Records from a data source
%%
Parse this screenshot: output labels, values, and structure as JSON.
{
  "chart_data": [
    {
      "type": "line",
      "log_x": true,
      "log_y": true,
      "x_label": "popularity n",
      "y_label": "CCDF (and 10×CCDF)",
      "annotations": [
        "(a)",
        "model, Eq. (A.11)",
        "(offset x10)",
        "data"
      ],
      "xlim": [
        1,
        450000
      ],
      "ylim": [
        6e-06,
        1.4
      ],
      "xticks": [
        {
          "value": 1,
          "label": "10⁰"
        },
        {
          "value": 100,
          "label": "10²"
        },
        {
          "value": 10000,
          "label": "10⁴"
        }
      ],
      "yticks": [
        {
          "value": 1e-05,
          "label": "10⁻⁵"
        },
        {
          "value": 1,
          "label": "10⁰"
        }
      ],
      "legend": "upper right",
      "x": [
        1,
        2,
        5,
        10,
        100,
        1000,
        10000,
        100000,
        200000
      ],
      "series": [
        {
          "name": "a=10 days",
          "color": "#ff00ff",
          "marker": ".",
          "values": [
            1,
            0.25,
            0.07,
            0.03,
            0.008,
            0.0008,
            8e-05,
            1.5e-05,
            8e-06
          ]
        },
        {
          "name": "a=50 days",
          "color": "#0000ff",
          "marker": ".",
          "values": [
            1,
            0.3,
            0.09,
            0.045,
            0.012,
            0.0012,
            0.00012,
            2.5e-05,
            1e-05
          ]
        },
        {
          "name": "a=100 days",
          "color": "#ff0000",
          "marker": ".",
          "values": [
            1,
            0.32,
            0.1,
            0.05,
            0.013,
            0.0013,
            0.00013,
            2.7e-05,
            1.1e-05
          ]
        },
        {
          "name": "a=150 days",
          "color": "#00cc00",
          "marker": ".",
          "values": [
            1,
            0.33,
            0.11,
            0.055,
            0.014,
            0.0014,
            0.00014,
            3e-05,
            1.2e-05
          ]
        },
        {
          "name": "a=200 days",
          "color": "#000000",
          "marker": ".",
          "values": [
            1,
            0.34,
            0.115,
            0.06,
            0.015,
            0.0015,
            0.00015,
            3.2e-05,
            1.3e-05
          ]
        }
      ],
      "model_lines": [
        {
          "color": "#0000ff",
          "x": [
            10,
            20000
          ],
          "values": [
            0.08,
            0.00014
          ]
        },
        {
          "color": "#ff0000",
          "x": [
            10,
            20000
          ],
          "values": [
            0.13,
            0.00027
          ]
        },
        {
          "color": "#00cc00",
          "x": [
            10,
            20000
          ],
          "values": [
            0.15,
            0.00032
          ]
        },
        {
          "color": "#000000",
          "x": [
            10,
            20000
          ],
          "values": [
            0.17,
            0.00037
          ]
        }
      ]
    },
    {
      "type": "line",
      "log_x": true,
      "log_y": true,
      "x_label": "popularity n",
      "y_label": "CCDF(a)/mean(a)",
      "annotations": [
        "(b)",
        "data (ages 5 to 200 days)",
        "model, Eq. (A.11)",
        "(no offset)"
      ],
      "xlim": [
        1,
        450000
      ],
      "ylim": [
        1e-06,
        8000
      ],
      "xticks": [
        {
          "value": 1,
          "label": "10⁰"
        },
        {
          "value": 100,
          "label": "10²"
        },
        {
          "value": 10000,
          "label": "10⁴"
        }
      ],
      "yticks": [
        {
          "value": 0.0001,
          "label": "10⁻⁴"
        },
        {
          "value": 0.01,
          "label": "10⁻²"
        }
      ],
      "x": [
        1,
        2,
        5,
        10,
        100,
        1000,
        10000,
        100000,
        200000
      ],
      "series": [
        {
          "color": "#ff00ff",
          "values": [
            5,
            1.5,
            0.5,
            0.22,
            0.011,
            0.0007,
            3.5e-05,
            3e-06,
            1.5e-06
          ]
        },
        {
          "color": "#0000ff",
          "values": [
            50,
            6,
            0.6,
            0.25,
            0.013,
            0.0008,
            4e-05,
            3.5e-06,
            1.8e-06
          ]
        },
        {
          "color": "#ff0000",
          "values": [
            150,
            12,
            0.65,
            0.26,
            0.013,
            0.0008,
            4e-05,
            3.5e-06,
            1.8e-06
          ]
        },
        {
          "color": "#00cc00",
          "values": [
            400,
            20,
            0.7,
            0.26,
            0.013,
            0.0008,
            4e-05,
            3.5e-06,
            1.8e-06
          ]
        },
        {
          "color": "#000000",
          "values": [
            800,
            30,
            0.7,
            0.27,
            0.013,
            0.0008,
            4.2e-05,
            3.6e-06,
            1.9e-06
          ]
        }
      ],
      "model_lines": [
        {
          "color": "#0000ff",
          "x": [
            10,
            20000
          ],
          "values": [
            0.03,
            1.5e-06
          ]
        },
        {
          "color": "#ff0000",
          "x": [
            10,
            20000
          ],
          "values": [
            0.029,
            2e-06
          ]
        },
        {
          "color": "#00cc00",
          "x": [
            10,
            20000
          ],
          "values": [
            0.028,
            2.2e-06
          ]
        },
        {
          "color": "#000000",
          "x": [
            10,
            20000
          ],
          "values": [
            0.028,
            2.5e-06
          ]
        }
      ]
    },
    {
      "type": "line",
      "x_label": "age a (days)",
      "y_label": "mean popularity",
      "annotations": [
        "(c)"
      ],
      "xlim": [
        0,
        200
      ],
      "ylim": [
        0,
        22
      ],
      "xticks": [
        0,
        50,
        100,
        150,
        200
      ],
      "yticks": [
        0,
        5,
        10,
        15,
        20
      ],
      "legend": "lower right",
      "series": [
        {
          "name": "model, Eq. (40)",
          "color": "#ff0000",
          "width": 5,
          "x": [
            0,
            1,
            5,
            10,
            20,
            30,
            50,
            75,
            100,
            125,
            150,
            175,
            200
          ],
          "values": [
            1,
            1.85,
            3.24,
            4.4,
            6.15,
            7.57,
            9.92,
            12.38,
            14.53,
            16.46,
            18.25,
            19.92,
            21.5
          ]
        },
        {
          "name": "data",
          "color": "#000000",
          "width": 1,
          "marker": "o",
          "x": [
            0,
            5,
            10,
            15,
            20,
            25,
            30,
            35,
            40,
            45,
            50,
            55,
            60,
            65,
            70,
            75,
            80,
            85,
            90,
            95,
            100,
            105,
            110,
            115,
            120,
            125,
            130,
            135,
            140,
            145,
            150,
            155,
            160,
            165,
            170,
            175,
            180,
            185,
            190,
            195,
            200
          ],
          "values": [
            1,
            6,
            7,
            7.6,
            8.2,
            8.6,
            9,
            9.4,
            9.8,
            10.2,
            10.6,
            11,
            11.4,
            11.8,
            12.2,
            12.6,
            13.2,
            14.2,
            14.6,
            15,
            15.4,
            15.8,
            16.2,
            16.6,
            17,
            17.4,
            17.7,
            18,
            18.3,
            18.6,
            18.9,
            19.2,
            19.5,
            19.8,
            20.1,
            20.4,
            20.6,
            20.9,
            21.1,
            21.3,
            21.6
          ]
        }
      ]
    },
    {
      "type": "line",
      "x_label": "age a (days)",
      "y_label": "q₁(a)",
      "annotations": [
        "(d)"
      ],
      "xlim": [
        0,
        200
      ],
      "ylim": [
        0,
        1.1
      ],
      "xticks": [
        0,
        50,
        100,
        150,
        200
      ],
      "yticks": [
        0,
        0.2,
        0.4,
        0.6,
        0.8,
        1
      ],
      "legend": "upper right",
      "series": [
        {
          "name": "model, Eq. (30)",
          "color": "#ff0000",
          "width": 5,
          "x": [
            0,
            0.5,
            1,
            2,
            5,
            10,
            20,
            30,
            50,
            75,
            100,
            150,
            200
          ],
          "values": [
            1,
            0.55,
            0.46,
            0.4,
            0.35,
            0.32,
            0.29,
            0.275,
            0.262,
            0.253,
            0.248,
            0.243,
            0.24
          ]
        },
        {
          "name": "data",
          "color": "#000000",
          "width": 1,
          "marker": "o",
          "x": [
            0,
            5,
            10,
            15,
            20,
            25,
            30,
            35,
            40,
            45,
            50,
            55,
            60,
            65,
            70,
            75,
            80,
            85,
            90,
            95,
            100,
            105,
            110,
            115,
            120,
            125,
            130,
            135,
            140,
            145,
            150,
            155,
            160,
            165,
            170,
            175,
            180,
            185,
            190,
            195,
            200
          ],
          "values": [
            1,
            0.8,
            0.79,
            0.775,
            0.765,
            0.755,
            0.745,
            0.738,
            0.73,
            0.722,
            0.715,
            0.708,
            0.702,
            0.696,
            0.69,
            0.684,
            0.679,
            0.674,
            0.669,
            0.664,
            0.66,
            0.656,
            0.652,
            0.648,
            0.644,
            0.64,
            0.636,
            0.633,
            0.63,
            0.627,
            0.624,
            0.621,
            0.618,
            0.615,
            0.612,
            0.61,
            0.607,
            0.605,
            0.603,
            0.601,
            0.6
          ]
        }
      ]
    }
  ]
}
%%
| INSTRUCTION |
Show all lines from the data above in which the word "name" appears.

| TASK SOLUTION |
          "name": "a=10 days",
          "name": "a=50 days",
          "name": "a=100 days",
          "name": "a=150 days",
          "name": "a=200 days",
          "name": "model, Eq. (40)",
          "name": "data",
          "name": "model, Eq. (30)",
          "name": "data",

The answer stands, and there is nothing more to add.